== Data records ==
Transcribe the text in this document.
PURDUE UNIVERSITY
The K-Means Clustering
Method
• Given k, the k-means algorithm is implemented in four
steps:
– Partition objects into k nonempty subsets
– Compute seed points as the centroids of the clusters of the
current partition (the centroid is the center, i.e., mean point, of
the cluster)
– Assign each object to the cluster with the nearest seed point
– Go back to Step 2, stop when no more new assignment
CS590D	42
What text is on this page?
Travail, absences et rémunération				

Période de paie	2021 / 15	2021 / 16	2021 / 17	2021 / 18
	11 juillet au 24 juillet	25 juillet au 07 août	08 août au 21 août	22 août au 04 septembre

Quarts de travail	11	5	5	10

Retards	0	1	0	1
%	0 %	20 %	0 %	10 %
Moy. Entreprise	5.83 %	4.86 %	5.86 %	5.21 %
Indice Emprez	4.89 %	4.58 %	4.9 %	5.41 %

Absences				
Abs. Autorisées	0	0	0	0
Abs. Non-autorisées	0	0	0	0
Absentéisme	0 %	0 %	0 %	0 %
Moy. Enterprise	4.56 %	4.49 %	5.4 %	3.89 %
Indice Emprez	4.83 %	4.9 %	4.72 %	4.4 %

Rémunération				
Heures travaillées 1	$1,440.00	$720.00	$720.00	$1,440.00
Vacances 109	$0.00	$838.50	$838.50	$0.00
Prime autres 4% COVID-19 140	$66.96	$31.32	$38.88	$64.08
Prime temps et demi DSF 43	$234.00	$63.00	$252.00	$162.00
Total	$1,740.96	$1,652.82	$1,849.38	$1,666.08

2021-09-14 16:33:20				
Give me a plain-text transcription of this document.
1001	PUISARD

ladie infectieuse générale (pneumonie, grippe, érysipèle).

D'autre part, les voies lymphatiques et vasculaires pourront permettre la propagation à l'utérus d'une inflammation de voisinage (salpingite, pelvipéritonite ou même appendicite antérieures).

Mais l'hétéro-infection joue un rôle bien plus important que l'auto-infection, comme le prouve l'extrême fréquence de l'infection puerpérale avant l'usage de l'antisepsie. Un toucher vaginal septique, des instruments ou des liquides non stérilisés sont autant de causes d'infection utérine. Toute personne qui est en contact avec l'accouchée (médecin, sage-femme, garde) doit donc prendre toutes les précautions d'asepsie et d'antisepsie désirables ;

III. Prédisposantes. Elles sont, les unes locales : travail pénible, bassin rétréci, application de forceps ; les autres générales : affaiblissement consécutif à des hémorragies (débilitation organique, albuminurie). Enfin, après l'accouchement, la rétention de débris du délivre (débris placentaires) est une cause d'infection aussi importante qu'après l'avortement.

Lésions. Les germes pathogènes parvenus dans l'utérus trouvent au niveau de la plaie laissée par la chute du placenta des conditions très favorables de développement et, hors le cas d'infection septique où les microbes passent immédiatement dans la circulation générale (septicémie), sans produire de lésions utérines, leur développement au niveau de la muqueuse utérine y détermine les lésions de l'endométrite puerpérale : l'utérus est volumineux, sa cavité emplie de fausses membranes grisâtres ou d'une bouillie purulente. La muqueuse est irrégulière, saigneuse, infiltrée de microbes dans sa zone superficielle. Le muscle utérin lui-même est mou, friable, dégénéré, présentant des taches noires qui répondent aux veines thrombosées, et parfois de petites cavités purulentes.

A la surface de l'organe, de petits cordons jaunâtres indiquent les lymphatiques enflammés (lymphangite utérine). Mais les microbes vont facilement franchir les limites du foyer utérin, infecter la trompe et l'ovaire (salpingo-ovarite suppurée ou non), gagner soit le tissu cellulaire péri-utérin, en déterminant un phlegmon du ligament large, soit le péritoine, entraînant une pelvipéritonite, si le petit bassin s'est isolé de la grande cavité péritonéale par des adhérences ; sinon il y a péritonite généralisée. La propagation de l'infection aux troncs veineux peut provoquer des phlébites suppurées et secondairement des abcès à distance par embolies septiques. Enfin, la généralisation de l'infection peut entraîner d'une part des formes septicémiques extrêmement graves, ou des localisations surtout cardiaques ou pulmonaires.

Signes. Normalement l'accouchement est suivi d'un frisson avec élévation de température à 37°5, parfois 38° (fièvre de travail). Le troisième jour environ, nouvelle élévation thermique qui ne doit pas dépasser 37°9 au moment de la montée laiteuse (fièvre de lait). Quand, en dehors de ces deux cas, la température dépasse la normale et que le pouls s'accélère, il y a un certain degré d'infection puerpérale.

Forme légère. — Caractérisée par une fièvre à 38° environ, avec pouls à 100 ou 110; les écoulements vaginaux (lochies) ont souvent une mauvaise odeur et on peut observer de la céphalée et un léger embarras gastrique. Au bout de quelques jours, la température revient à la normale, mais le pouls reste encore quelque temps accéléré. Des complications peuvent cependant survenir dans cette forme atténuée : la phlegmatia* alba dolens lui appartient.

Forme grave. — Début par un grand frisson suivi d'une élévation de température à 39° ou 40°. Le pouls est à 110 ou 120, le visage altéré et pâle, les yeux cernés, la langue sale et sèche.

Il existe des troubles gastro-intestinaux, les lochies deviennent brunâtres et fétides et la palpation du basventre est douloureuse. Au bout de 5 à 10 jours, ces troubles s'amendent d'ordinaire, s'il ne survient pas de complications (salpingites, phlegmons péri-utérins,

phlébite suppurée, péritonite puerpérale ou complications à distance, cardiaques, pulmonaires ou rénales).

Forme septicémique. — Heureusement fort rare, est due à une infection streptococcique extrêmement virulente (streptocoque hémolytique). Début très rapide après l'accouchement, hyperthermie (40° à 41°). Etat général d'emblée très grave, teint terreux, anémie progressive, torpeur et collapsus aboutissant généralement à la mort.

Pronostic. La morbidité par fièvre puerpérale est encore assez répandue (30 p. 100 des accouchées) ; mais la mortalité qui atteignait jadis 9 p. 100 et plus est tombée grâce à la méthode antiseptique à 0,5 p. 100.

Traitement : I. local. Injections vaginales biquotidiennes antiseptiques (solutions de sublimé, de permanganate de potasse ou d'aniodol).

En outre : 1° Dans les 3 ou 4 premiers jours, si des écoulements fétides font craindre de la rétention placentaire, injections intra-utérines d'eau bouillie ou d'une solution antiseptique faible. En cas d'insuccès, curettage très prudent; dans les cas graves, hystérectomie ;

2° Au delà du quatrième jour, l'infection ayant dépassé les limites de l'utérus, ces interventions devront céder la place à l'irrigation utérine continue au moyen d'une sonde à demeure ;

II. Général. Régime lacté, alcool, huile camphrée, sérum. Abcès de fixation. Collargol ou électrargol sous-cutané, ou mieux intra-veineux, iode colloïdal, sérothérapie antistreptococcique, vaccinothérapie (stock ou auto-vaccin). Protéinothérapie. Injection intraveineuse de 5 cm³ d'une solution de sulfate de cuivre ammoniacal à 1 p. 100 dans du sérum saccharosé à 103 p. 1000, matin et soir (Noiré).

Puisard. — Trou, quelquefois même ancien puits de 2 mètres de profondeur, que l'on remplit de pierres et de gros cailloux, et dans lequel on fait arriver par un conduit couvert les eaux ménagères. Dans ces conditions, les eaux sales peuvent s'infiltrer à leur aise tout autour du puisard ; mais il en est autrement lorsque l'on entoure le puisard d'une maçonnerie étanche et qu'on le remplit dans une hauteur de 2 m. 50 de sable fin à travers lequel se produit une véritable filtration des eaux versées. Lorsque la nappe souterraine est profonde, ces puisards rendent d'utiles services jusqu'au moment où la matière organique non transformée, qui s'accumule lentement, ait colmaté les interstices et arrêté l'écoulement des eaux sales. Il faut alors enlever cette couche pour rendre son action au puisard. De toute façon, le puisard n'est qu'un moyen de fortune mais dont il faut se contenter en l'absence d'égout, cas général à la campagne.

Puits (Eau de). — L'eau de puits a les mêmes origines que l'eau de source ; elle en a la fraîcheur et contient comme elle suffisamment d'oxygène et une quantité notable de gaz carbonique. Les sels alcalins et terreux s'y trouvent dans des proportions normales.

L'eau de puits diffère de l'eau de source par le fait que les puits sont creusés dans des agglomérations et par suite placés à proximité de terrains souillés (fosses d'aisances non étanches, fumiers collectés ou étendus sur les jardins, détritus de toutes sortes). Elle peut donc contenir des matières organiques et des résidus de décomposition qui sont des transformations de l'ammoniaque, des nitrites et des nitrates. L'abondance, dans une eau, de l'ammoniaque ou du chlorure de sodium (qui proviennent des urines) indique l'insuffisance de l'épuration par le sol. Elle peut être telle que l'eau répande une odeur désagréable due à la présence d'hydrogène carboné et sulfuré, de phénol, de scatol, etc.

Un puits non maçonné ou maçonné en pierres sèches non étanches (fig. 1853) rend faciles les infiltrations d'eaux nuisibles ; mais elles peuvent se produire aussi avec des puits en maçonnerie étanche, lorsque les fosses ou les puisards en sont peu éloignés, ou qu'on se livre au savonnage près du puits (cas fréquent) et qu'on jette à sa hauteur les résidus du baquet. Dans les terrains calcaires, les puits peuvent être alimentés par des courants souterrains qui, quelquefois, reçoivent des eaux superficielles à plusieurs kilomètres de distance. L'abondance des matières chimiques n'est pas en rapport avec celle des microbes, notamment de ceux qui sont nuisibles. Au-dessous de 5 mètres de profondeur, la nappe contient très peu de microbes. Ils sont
===
Go through the listing above and return every line where the word "rétention" occurs.

> Written answer:
III. Prédisposantes. Elles sont, les unes locales : travail pénible, bassin rétréci, application de forceps ; les autres générales : affaiblissement consécutif à des hémorragies (débilitation organique, albuminurie). Enfin, après l'accouchement, la rétention de débris du délivre (débris placentaires) est une cause d'infection aussi importante qu'après l'avortement.
En outre : 1° Dans les 3 ou 4 premiers jours, si des écoulements fétides font craindre de la rétention placentaire, injections intra-utérines d'eau bouillie ou d'une solution antiseptique faible. En cas d'insuccès, curettage très prudent; dans les cas graves, hystérectomie ;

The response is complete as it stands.